■ Exercise directions
Set down the material once more, exactly as it appears.
* Begin Supplied data *
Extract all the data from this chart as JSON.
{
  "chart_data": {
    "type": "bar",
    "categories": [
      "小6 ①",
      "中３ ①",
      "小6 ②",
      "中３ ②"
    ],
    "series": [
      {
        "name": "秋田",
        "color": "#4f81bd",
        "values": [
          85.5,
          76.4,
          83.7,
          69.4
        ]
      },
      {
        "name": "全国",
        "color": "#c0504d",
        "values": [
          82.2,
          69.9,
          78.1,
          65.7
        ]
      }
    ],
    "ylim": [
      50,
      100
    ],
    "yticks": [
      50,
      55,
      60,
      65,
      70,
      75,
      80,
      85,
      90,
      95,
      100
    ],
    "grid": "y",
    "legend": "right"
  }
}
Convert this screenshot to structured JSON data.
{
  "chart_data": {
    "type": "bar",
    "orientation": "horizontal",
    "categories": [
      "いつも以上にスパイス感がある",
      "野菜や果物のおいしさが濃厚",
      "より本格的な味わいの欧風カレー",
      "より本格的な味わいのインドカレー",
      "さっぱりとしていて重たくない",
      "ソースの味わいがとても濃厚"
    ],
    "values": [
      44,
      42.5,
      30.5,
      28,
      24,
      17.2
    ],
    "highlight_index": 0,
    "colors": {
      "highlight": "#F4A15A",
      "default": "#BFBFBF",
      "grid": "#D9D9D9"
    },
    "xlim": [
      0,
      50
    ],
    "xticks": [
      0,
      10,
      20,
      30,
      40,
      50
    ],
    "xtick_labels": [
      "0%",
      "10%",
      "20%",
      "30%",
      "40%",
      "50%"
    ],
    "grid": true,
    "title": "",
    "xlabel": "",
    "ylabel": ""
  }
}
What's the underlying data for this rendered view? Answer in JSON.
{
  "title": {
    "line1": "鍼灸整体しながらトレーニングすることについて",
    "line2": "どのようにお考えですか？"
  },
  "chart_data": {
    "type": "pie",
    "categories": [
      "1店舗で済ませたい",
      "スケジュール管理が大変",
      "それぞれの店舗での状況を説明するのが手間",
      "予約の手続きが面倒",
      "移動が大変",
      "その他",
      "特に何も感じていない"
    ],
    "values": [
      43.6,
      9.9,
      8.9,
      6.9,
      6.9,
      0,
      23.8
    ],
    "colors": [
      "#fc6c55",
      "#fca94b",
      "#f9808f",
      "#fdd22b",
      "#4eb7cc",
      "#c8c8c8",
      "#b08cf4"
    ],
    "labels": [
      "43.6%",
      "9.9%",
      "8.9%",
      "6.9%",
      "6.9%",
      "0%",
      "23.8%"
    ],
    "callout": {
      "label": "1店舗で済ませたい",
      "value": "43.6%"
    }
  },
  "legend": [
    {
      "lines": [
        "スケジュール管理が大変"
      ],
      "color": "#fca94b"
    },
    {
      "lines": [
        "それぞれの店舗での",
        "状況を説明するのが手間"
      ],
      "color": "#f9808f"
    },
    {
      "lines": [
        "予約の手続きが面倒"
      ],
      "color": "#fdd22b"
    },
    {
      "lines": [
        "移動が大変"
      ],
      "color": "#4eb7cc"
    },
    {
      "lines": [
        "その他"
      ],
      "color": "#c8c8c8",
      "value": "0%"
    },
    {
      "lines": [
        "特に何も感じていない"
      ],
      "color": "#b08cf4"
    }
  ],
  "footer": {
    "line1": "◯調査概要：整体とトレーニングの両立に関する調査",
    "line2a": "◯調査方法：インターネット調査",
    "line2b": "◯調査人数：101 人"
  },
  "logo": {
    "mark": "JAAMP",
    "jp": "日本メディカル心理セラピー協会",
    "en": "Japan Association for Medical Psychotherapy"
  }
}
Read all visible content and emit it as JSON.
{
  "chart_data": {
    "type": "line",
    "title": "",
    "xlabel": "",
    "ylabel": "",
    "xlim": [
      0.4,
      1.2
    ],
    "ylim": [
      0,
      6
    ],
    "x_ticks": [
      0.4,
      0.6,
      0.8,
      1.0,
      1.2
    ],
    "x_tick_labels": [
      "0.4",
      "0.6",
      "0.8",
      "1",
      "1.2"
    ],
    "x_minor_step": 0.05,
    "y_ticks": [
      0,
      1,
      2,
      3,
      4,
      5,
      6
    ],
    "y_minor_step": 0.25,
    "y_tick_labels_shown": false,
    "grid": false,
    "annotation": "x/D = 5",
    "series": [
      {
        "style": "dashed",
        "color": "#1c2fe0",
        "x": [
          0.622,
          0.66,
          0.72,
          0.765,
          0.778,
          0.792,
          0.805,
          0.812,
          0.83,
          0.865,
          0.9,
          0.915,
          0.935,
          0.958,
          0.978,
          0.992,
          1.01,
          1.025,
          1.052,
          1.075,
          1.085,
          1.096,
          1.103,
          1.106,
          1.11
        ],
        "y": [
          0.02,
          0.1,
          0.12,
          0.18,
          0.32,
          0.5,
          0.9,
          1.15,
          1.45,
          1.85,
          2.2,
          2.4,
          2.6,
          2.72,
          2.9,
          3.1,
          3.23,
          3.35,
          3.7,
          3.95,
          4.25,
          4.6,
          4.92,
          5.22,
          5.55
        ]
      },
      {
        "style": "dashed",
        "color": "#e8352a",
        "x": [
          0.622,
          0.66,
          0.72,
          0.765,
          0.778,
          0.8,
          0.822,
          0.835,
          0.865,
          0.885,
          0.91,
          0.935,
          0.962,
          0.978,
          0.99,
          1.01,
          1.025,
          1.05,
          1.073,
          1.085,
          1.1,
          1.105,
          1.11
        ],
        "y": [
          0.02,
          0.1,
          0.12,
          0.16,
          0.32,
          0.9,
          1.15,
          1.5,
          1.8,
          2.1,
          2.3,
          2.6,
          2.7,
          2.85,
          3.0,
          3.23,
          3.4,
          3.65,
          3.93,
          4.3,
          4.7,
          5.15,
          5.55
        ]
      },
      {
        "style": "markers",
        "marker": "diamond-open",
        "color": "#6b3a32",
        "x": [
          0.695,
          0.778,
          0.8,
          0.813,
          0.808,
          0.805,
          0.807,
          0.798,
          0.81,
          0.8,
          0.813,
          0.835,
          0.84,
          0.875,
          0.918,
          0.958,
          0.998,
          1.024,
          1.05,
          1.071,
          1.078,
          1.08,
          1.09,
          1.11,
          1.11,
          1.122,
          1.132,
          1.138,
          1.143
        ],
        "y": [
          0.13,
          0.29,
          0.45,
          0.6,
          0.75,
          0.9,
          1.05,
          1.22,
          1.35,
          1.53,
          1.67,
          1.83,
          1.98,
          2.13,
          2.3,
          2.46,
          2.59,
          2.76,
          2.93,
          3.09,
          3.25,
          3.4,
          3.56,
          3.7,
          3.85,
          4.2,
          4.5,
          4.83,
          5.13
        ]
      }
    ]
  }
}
* End Supplied data *
■ Output of the exercise
Extract all the data from this chart as JSON.
{
  "chart_data": {
    "type": "bar",
    "categories": [
      "小6 ①",
      "中３ ①",
      "小6 ②",
      "中３ ②"
    ],
    "series": [
      {
        "name": "秋田",
        "color": "#4f81bd",
        "values": [
          85.5,
          76.4,
          83.7,
          69.4
        ]
      },
      {
        "name": "全国",
        "color": "#c0504d",
        "values": [
          82.2,
          69.9,
          78.1,
          65.7
        ]
      }
    ],
    "ylim": [
      50,
      100
    ],
    "yticks": [
      50,
      55,
      60,
      65,
      70,
      75,
      80,
      85,
      90,
      95,
      100
    ],
    "grid": "y",
    "legend": "right"
  }
}
Convert this screenshot to structured JSON data.
{
  "chart_data": {
    "type": "bar",
    "orientation": "horizontal",
    "categories": [
      "いつも以上にスパイス感がある",
      "野菜や果物のおいしさが濃厚",
      "より本格的な味わいの欧風カレー",
      "より本格的な味わいのインドカレー",
      "さっぱりとしていて重たくない",
      "ソースの味わいがとても濃厚"
    ],
    "values": [
      44,
      42.5,
      30.5,
      28,
      24,
      17.2
    ],
    "highlight_index": 0,
    "colors": {
      "highlight": "#F4A15A",
      "default": "#BFBFBF",
      "grid": "#D9D9D9"
    },
    "xlim": [
      0,
      50
    ],
    "xticks": [
      0,
      10,
      20,
      30,
      40,
      50
    ],
    "xtick_labels": [
      "0%",
      "10%",
      "20%",
      "30%",
      "40%",
      "50%"
    ],
    "grid": true,
    "title": "",
    "xlabel": "",
    "ylabel": ""
  }
}
What's the underlying data for this rendered view? Answer in JSON.
{
  "title": {
    "line1": "鍼灸整体しながらトレーニングすることについて",
    "line2": "どのようにお考えですか？"
  },
  "chart_data": {
    "type": "pie",
    "categories": [
      "1店舗で済ませたい",
      "スケジュール管理が大変",
      "それぞれの店舗での状況を説明するのが手間",
      "予約の手続きが面倒",
      "移動が大変",
      "その他",
      "特に何も感じていない"
    ],
    "values": [
      43.6,
      9.9,
      8.9,
      6.9,
      6.9,
      0,
      23.8
    ],
    "colors": [
      "#fc6c55",
      "#fca94b",
      "#f9808f",
      "#fdd22b",
      "#4eb7cc",
      "#c8c8c8",
      "#b08cf4"
    ],
    "labels": [
      "43.6%",
      "9.9%",
      "8.9%",
      "6.9%",
      "6.9%",
      "0%",
      "23.8%"
    ],
    "callout": {
      "label": "1店舗で済ませたい",
      "value": "43.6%"
    }
  },
  "legend": [
    {
      "lines": [
        "スケジュール管理が大変"
      ],
      "color": "#fca94b"
    },
    {
      "lines": [
        "それぞれの店舗での",
        "状況を説明するのが手間"
      ],
      "color": "#f9808f"
    },
    {
      "lines": [
        "予約の手続きが面倒"
      ],
      "color": "#fdd22b"
    },
    {
      "lines": [
        "移動が大変"
      ],
      "color": "#4eb7cc"
    },
    {
      "lines": [
        "その他"
      ],
      "color": "#c8c8c8",
      "value": "0%"
    },
    {
      "lines": [
        "特に何も感じていない"
      ],
      "color": "#b08cf4"
    }
  ],
  "footer": {
    "line1": "◯調査概要：整体とトレーニングの両立に関する調査",
    "line2a": "◯調査方法：インターネット調査",
    "line2b": "◯調査人数：101 人"
  },
  "logo": {
    "mark": "JAAMP",
    "jp": "日本メディカル心理セラピー協会",
    "en": "Japan Association for Medical Psychotherapy"
  }
}
Read all visible content and emit it as JSON.
{
  "chart_data": {
    "type": "line",
    "title": "",
    "xlabel": "",
    "ylabel": "",
    "xlim": [
      0.4,
      1.2
    ],
    "ylim": [
      0,
      6
    ],
    "x_ticks": [
      0.4,
      0.6,
      0.8,
      1.0,
      1.2
    ],
    "x_tick_labels": [
      "0.4",
      "0.6",
      "0.8",
      "1",
      "1.2"
    ],
    "x_minor_step": 0.05,
    "y_ticks": [
      0,
      1,
      2,
      3,
      4,
      5,
      6
    ],
    "y_minor_step": 0.25,
    "y_tick_labels_shown": false,
    "grid": false,
    "annotation": "x/D = 5",
    "series": [
      {
        "style": "dashed",
        "color": "#1c2fe0",
        "x": [
          0.622,
          0.66,
          0.72,
          0.765,
          0.778,
          0.792,
          0.805,
          0.812,
          0.83,
          0.865,
          0.9,
          0.915,
          0.935,
          0.958,
          0.978,
          0.992,
          1.01,
          1.025,
          1.052,
          1.075,
          1.085,
          1.096,
          1.103,
          1.106,
          1.11
        ],
        "y": [
          0.02,
          0.1,
          0.12,
          0.18,
          0.32,
          0.5,
          0.9,
          1.15,
          1.45,
          1.85,
          2.2,
          2.4,
          2.6,
          2.72,
          2.9,
          3.1,
          3.23,
          3.35,
          3.7,
          3.95,
          4.25,
          4.6,
          4.92,
          5.22,
          5.55
        ]
      },
      {
        "style": "dashed",
        "color": "#e8352a",
        "x": [
          0.622,
          0.66,
          0.72,
          0.765,
          0.778,
          0.8,
          0.822,
          0.835,
          0.865,
          0.885,
          0.91,
          0.935,
          0.962,
          0.978,
          0.99,
          1.01,
          1.025,
          1.05,
          1.073,
          1.085,
          1.1,
          1.105,
          1.11
        ],
        "y": [
          0.02,
          0.1,
          0.12,
          0.16,
          0.32,
          0.9,
          1.15,
          1.5,
          1.8,
          2.1,
          2.3,
          2.6,
          2.7,
          2.85,
          3.0,
          3.23,
          3.4,
          3.65,
          3.93,
          4.3,
          4.7,
          5.15,
          5.55
        ]
      },
      {
        "style": "markers",
        "marker": "diamond-open",
        "color": "#6b3a32",
        "x": [
          0.695,
          0.778,
          0.8,
          0.813,
          0.808,
          0.805,
          0.807,
          0.798,
          0.81,
          0.8,
          0.813,
          0.835,
          0.84,
          0.875,
          0.918,
          0.958,
          0.998,
          1.024,
          1.05,
          1.071,
          1.078,
          1.08,
          1.09,
          1.11,
          1.11,
          1.122,
          1.132,
          1.138,
          1.143
        ],
        "y": [
          0.13,
          0.29,
          0.45,
          0.6,
          0.75,
          0.9,
          1.05,
          1.22,
          1.35,
          1.53,
          1.67,
          1.83,
          1.98,
          2.13,
          2.3,
          2.46,
          2.59,
          2.76,
          2.93,
          3.09,
          3.25,
          3.4,
          3.56,
          3.7,
          3.85,
          4.2,
          4.5,
          4.83,
          5.13
        ]
      }
    ]
  }
}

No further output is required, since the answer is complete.